» **What to produce**
Pictures should be excluded; otherwise, copy every entry exactly.

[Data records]

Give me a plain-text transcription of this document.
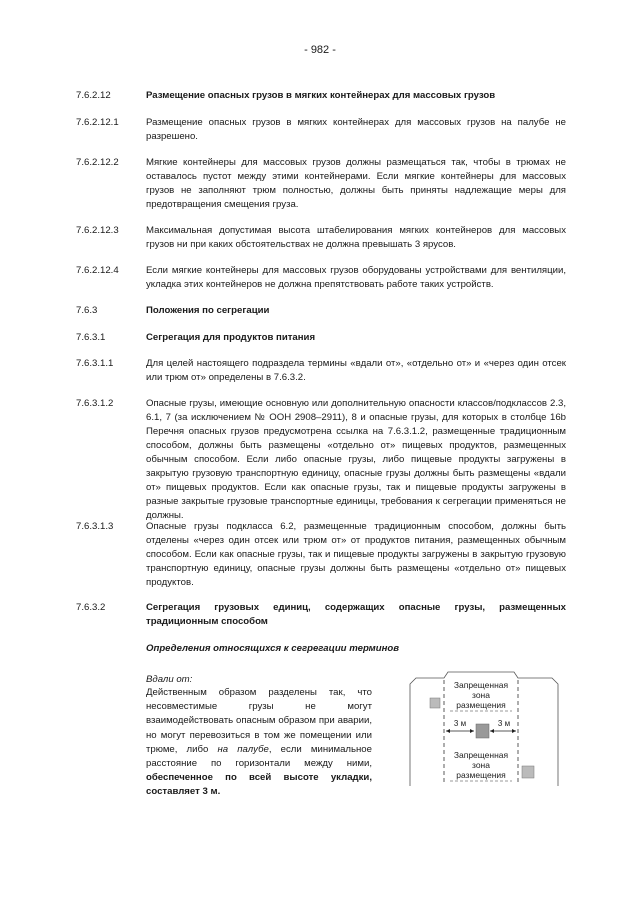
- 982 -
7.6.2.12	Размещение опасных грузов в мягких контейнерах для массовых грузов
7.6.2.12.1	Размещение опасных грузов в мягких контейнерах для массовых грузов на палубе не разрешено.
7.6.2.12.2	Мягкие контейнеры для массовых грузов должны размещаться так, чтобы в трюмах не оставалось пустот между этими контейнерами. Если мягкие контейнеры для массовых грузов не заполняют трюм полностью, должны быть приняты надлежащие меры для предотвращения смещения груза.
7.6.2.12.3	Максимальная допустимая высота штабелирования мягких контейнеров для массовых грузов ни при каких обстоятельствах не должна превышать 3 ярусов.
7.6.2.12.4	Если мягкие контейнеры для массовых грузов оборудованы устройствами для вентиляции, укладка этих контейнеров не должна препятствовать работе таких устройств.
7.6.3	Положения по сегрегации
7.6.3.1	Сегрегация для продуктов питания
7.6.3.1.1	Для целей настоящего подраздела термины «вдали от», «отдельно от» и «через один отсек или трюм от» определены в 7.6.3.2.
7.6.3.1.2	Опасные грузы, имеющие основную или дополнительную опасности классов/подклассов 2.3, 6.1, 7 (за исключением № ООН 2908–2911), 8 и опасные грузы, для которых в столбце 16b Перечня опасных грузов предусмотрена ссылка на 7.6.3.1.2, размещенные традиционным способом, должны быть размещены «отдельно от» пищевых продуктов, размещенных обычным способом. Если либо опасные грузы, либо пищевые продукты загружены в закрытую грузовую транспортную единицу, опасные грузы должны быть размещены «вдали от» пищевых продуктов. Если как опасные грузы, так и пищевые продукты загружены в разные закрытые грузовые транспортные единицы, требования к сегрегации применяться не должны.
7.6.3.1.3	Опасные грузы подкласса 6.2, размещенные традиционным способом, должны быть отделены «через один отсек или трюм от» от продуктов питания, размещенных обычным способом. Если как опасные грузы, так и пищевые продукты загружены в закрытую грузовую транспортную единицу, опасные грузы должны быть размещены «отдельно от» пищевых продуктов.
7.6.3.2	Сегрегация грузовых единиц, содержащих опасные грузы, размещенных традиционным способом
Определения относящихся к сегрегации терминов
Вдали от:
Действенным образом разделены так, что несовместимые грузы не могут взаимодействовать опасным образом при аварии, но могут перевозиться в том же помещении или трюме, либо на палубе, если минимальное расстояние по горизонтали между ними, обеспеченное по всей высоте укладки, составляет 3 м.
Запрещенная
зона
размещения
3 м	3 м
Запрещенная
зона
размещения
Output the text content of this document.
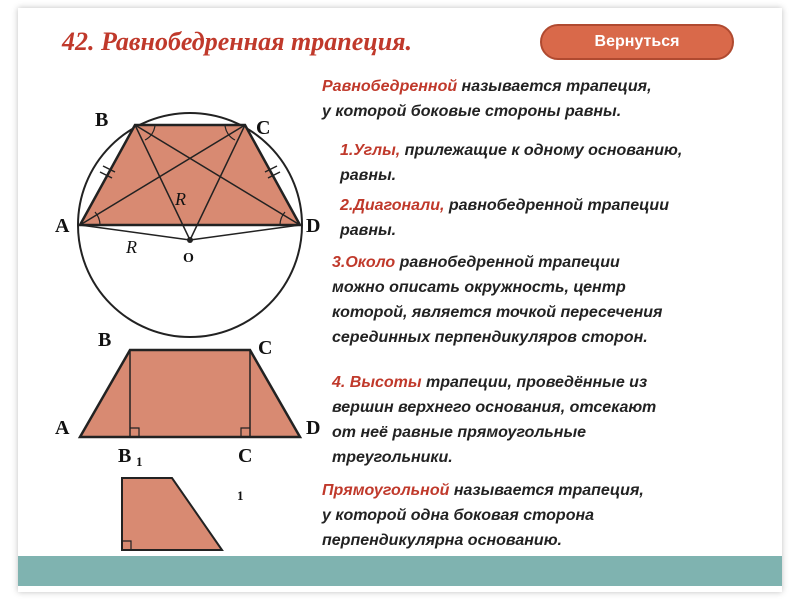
42. Равнобедренная трапеция.	Вернуться
Равнобедренной называется трапеция,
у которой боковые стороны равны.
1.Углы, прилежащие к одному основанию,
равны.
2.Диагонали, равнобедренной трапеции
равны.
3.Около равнобедренной трапеции
можно описать окружность, центр
которой, является точкой пересечения
серединных перпендикуляров сторон.
4. Высоты трапеции, проведённые из
вершин верхнего основания, отсекают
от неё равные прямоугольные
треугольники.
Прямоугольной называется трапеция,
у которой одна боковая сторона
перпендикулярна основанию.
B	C
A	D
O
R
R
B	C
A	D
B 1	C
1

» **Problem solution**
Give me a plain-text transcription of this document.
- 982 -
7.6.2.12	Размещение опасных грузов в мягких контейнерах для массовых грузов
7.6.2.12.1	Размещение опасных грузов в мягких контейнерах для массовых грузов на палубе не разрешено.
7.6.2.12.2	Мягкие контейнеры для массовых грузов должны размещаться так, чтобы в трюмах не оставалось пустот между этими контейнерами. Если мягкие контейнеры для массовых грузов не заполняют трюм полностью, должны быть приняты надлежащие меры для предотвращения смещения груза.
7.6.2.12.3	Максимальная допустимая высота штабелирования мягких контейнеров для массовых грузов ни при каких обстоятельствах не должна превышать 3 ярусов.
7.6.2.12.4	Если мягкие контейнеры для массовых грузов оборудованы устройствами для вентиляции, укладка этих контейнеров не должна препятствовать работе таких устройств.
7.6.3	Положения по сегрегации
7.6.3.1	Сегрегация для продуктов питания
7.6.3.1.1	Для целей настоящего подраздела термины «вдали от», «отдельно от» и «через один отсек или трюм от» определены в 7.6.3.2.
7.6.3.1.2	Опасные грузы, имеющие основную или дополнительную опасности классов/подклассов 2.3, 6.1, 7 (за исключением № ООН 2908–2911), 8 и опасные грузы, для которых в столбце 16b Перечня опасных грузов предусмотрена ссылка на 7.6.3.1.2, размещенные традиционным способом, должны быть размещены «отдельно от» пищевых продуктов, размещенных обычным способом. Если либо опасные грузы, либо пищевые продукты загружены в закрытую грузовую транспортную единицу, опасные грузы должны быть размещены «вдали от» пищевых продуктов. Если как опасные грузы, так и пищевые продукты загружены в разные закрытые грузовые транспортные единицы, требования к сегрегации применяться не должны.
7.6.3.1.3	Опасные грузы подкласса 6.2, размещенные традиционным способом, должны быть отделены «через один отсек или трюм от» от продуктов питания, размещенных обычным способом. Если как опасные грузы, так и пищевые продукты загружены в закрытую грузовую транспортную единицу, опасные грузы должны быть размещены «отдельно от» пищевых продуктов.
7.6.3.2	Сегрегация грузовых единиц, содержащих опасные грузы, размещенных традиционным способом
Определения относящихся к сегрегации терминов
Вдали от:
Действенным образом разделены так, что несовместимые грузы не могут взаимодействовать опасным образом при аварии, но могут перевозиться в том же помещении или трюме, либо на палубе, если минимальное расстояние по горизонтали между ними, обеспеченное по всей высоте укладки, составляет 3 м.
Запрещенная
зона
размещения
3 м	3 м
Запрещенная
зона
размещения
Output the text content of this document.
42. Равнобедренная трапеция.	Вернуться
Равнобедренной называется трапеция,
у которой боковые стороны равны.
1.Углы, прилежащие к одному основанию,
равны.
2.Диагонали, равнобедренной трапеции
равны.
3.Около равнобедренной трапеции
можно описать окружность, центр
которой, является точкой пересечения
серединных перпендикуляров сторон.
4. Высоты трапеции, проведённые из
вершин верхнего основания, отсекают
от неё равные прямоугольные
треугольники.
Прямоугольной называется трапеция,
у которой одна боковая сторона
перпендикулярна основанию.
B	C
A	D
O
R
R
B	C
A	D
B 1	C
1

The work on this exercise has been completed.